[PROBLEM DESCRIPTION] Reproduce the data in its entirety, exactly as supplied.

[A block of data]
_ _ _

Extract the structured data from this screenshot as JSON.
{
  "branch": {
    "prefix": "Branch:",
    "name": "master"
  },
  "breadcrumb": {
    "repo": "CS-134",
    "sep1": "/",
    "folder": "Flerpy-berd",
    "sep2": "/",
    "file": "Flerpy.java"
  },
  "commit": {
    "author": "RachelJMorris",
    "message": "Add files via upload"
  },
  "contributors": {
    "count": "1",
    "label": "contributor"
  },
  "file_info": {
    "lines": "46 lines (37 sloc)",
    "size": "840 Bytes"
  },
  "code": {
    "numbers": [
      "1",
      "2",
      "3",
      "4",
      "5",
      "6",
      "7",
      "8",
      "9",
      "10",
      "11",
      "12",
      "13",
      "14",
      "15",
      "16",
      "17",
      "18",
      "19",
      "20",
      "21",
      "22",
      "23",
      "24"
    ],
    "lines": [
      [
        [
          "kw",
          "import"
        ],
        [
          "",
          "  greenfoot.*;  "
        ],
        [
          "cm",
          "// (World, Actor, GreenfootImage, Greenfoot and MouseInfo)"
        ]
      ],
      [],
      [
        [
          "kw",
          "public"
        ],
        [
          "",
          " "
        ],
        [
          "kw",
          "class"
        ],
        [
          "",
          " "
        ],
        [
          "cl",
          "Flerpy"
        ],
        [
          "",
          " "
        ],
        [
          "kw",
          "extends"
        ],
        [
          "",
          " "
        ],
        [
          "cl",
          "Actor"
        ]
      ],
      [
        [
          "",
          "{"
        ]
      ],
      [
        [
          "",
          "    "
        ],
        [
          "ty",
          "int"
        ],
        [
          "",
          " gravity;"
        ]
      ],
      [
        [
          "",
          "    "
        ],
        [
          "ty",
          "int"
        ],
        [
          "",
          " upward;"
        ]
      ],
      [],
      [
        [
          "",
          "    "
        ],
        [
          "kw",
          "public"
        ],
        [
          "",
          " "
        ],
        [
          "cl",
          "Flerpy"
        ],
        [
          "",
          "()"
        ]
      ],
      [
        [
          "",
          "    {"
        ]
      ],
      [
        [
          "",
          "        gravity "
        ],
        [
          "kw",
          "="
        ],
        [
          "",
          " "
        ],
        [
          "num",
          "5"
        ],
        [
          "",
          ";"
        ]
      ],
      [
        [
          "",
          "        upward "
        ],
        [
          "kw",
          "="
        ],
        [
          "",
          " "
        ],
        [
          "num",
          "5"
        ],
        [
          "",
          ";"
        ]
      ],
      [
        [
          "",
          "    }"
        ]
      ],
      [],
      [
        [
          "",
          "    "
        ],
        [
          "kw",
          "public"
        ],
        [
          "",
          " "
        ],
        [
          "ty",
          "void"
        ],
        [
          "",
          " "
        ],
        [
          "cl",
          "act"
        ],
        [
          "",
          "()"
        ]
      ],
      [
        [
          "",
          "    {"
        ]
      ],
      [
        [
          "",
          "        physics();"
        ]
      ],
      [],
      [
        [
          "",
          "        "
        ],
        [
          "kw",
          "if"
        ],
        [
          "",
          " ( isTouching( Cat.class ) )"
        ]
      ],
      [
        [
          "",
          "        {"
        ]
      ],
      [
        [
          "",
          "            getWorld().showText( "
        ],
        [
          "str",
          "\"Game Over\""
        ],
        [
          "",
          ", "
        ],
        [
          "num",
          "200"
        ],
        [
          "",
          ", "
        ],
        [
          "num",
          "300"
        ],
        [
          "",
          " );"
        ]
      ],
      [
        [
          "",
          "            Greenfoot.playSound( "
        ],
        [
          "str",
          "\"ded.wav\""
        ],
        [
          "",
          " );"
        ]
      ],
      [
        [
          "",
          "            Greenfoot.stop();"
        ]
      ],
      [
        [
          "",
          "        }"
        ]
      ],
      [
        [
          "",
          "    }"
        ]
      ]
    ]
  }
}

_ _ _

[RESULT OF THIS TASK]
Extract the structured data from this screenshot as JSON.
{
  "branch": {
    "prefix": "Branch:",
    "name": "master"
  },
  "breadcrumb": {
    "repo": "CS-134",
    "sep1": "/",
    "folder": "Flerpy-berd",
    "sep2": "/",
    "file": "Flerpy.java"
  },
  "commit": {
    "author": "RachelJMorris",
    "message": "Add files via upload"
  },
  "contributors": {
    "count": "1",
    "label": "contributor"
  },
  "file_info": {
    "lines": "46 lines (37 sloc)",
    "size": "840 Bytes"
  },
  "code": {
    "numbers": [
      "1",
      "2",
      "3",
      "4",
      "5",
      "6",
      "7",
      "8",
      "9",
      "10",
      "11",
      "12",
      "13",
      "14",
      "15",
      "16",
      "17",
      "18",
      "19",
      "20",
      "21",
      "22",
      "23",
      "24"
    ],
    "lines": [
      [
        [
          "kw",
          "import"
        ],
        [
          "",
          "  greenfoot.*;  "
        ],
        [
          "cm",
          "// (World, Actor, GreenfootImage, Greenfoot and MouseInfo)"
        ]
      ],
      [],
      [
        [
          "kw",
          "public"
        ],
        [
          "",
          " "
        ],
        [
          "kw",
          "class"
        ],
        [
          "",
          " "
        ],
        [
          "cl",
          "Flerpy"
        ],
        [
          "",
          " "
        ],
        [
          "kw",
          "extends"
        ],
        [
          "",
          " "
        ],
        [
          "cl",
          "Actor"
        ]
      ],
      [
        [
          "",
          "{"
        ]
      ],
      [
        [
          "",
          "    "
        ],
        [
          "ty",
          "int"
        ],
        [
          "",
          " gravity;"
        ]
      ],
      [
        [
          "",
          "    "
        ],
        [
          "ty",
          "int"
        ],
        [
          "",
          " upward;"
        ]
      ],
      [],
      [
        [
          "",
          "    "
        ],
        [
          "kw",
          "public"
        ],
        [
          "",
          " "
        ],
        [
          "cl",
          "Flerpy"
        ],
        [
          "",
          "()"
        ]
      ],
      [
        [
          "",
          "    {"
        ]
      ],
      [
        [
          "",
          "        gravity "
        ],
        [
          "kw",
          "="
        ],
        [
          "",
          " "
        ],
        [
          "num",
          "5"
        ],
        [
          "",
          ";"
        ]
      ],
      [
        [
          "",
          "        upward "
        ],
        [
          "kw",
          "="
        ],
        [
          "",
          " "
        ],
        [
          "num",
          "5"
        ],
        [
          "",
          ";"
        ]
      ],
      [
        [
          "",
          "    }"
        ]
      ],
      [],
      [
        [
          "",
          "    "
        ],
        [
          "kw",
          "public"
        ],
        [
          "",
          " "
        ],
        [
          "ty",
          "void"
        ],
        [
          "",
          " "
        ],
        [
          "cl",
          "act"
        ],
        [
          "",
          "()"
        ]
      ],
      [
        [
          "",
          "    {"
        ]
      ],
      [
        [
          "",
          "        physics();"
        ]
      ],
      [],
      [
        [
          "",
          "        "
        ],
        [
          "kw",
          "if"
        ],
        [
          "",
          " ( isTouching( Cat.class ) )"
        ]
      ],
      [
        [
          "",
          "        {"
        ]
      ],
      [
        [
          "",
          "            getWorld().showText( "
        ],
        [
          "str",
          "\"Game Over\""
        ],
        [
          "",
          ", "
        ],
        [
          "num",
          "200"
        ],
        [
          "",
          ", "
        ],
        [
          "num",
          "300"
        ],
        [
          "",
          " );"
        ]
      ],
      [
        [
          "",
          "            Greenfoot.playSound( "
        ],
        [
          "str",
          "\"ded.wav\""
        ],
        [
          "",
          " );"
        ]
      ],
      [
        [
          "",
          "            Greenfoot.stop();"
        ]
      ],
      [
        [
          "",
          "        }"
        ]
      ],
      [
        [
          "",
          "    }"
        ]
      ]
    ]
  }
}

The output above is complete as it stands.